Extract each line containing the string "color".

--- Start ---

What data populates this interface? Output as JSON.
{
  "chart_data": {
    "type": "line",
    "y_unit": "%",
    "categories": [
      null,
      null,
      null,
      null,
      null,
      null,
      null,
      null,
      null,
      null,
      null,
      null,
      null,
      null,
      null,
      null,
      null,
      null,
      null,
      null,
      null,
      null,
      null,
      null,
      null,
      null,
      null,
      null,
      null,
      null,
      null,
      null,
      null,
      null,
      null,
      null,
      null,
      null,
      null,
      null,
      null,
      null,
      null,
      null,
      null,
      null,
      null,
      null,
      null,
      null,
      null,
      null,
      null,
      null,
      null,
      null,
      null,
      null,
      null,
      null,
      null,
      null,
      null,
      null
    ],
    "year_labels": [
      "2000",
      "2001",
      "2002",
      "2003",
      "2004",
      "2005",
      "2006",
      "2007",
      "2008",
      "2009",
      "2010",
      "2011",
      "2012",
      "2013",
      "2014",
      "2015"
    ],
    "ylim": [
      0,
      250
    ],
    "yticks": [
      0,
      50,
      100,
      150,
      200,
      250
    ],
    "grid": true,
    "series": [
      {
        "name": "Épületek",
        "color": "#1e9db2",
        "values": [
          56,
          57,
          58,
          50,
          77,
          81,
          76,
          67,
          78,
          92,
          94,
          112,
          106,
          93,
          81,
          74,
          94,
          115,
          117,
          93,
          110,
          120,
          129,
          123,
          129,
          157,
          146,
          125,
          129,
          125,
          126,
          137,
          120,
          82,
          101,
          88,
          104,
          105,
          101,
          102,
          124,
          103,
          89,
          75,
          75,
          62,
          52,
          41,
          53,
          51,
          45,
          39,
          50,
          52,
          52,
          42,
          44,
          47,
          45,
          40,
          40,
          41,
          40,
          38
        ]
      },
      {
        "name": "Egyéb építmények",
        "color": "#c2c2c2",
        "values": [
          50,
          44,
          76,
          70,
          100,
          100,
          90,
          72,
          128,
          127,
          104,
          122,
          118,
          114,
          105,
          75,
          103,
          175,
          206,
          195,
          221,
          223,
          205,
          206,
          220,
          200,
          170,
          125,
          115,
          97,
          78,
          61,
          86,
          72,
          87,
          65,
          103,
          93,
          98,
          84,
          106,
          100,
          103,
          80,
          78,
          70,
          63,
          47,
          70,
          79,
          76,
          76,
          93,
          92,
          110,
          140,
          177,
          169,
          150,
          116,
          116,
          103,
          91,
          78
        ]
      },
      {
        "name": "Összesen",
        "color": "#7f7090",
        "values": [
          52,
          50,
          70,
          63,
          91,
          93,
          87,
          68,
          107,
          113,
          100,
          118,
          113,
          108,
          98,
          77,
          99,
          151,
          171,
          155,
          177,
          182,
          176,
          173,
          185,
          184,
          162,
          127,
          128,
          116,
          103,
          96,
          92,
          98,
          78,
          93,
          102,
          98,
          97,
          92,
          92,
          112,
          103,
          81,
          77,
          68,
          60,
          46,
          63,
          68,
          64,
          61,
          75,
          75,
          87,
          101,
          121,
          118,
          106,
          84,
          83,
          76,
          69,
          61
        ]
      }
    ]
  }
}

--- End ---

- _TASK ANSWER_:
        "color": "#1e9db2",
        "color": "#c2c2c2",
        "color": "#7f7090",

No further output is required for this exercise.